## EXERCISE INSTRUCTIONS
1. According to the summary of the "Woman Hollering Creek" stories, how many sisters does Lucy have?
2. Carry on the summary of the "Woman Hollering Creek" stories, starting right after its last sentence.

## SOURCE PASSAGE

----

Summary and Analysis: "Woman Hollering Creek" and Other Stories My Friend Lucy Who Smells Like Corn

 

Summary

My Lucy Friend Who Smells Like Corn; Eleven; Salvador Late or Early; Mexican Movies; Barbie-Q; 'Mericans; Tepeyac"

Note: These 22 stories and sketches are grouped in three sections, each with one story that bears the same title as the section: "My Lucy Friend Who Smells Like Corn," "One Holy Night," and "There Was a Man, There Was a Woman." The stories will be considered here in groups for the most part, beginning with the first and second sections treated as two units.

The stories and sketches in this first section are set in childhood. Five are narrated by children; the two that are not ("Salvador Late or Early" and "Tepeyac") have children as main characters. "My Lucy Friend . . . ," whose speaker is a seven- or eight-year-old girl, is set in a poor neighborhood of a fairly large Texas city. The story has no plot; the speaker describes her friend, relates some of the things she and Lucy do together, and tells a few details about Lucy's house, family, and life. The speaker also reveals something about her own situation (she is living or staying with her grandmother). She likes Lucy and envies her having eight sisters; she feels that she and Lucy are like sisters.

----

## DATA TO EXAMINE
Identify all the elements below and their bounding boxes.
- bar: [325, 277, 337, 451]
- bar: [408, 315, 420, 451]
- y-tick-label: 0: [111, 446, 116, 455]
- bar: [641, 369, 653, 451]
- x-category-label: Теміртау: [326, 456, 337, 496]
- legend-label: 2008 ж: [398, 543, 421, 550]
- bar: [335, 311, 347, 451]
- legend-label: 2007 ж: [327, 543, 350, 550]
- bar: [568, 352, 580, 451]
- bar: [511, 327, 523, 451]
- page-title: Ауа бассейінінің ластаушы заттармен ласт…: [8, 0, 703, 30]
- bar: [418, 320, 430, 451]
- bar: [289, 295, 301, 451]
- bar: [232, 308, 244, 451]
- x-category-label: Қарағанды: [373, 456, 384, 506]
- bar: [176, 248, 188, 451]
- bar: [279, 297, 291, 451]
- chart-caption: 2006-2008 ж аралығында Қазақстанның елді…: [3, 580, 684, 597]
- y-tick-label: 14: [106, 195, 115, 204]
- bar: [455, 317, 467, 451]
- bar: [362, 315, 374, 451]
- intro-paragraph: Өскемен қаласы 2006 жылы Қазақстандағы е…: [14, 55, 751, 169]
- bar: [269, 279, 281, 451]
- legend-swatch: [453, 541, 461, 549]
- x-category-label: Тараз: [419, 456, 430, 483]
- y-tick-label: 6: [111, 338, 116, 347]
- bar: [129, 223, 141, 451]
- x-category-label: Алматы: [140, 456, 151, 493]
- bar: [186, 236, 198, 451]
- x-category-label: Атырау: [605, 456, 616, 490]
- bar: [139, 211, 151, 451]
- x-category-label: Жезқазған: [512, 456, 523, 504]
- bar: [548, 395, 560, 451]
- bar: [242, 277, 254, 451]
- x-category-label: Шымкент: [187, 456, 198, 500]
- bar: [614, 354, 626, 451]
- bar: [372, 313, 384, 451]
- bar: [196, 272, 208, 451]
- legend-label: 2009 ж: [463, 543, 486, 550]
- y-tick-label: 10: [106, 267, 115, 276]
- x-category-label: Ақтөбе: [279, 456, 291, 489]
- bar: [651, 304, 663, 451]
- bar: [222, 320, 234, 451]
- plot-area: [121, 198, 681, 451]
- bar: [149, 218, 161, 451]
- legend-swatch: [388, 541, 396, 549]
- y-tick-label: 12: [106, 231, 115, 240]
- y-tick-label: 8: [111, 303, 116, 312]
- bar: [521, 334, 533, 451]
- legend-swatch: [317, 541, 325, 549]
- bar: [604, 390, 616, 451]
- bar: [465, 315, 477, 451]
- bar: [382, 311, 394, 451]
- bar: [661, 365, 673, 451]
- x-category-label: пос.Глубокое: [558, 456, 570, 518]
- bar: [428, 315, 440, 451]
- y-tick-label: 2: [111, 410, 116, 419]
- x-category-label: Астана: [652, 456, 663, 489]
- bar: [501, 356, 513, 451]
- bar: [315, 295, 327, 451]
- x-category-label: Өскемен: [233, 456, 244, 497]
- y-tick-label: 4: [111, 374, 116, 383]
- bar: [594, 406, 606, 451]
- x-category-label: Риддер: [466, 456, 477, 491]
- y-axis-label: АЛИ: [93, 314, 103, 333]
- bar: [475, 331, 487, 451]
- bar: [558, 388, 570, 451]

----

## RESPONSES TO THE TASKS
1. Eight.

2.
"Eleven" takes place on the speaker's eleventh birthday. Rachel opens by saying other ages before eleven are still present inside the 11-year-old. She is in school; the teacher brings a sweater out of the coatroom and tries to determine its owner. A girl says it is Rachel's, and although Rachel denies it, the teacher puts the sweater on her desk and eventually makes her put it on, which brings her to tears. Later another girl remembers the sweater is hers, but Rachel is still upset and wishes she were invisible.

Salvador (in "Salvador Late or Early") is a small, apologetic boy who has no friends, comes from an very poor neighborhood, and (because his mother has a baby to care for) must get his two younger brothers ready for school, give them breakfast, and lead them by the hands to school and then home again.

In "Mexican Movies," the speaker is a young girl (six or seven years old) who describes a typical Saturday evening with her parents and little brother at a theater that shows Mexican movies. She tells about being sent to the lobby during sexy scenes and describes the furnishings of the theater and lobby and the things sold there; she tells about her favorite movies and talks about the things she and her brother do during the shows. Sometimes, she says, they go to sleep, and when the movie is over their parents carry them home to bed.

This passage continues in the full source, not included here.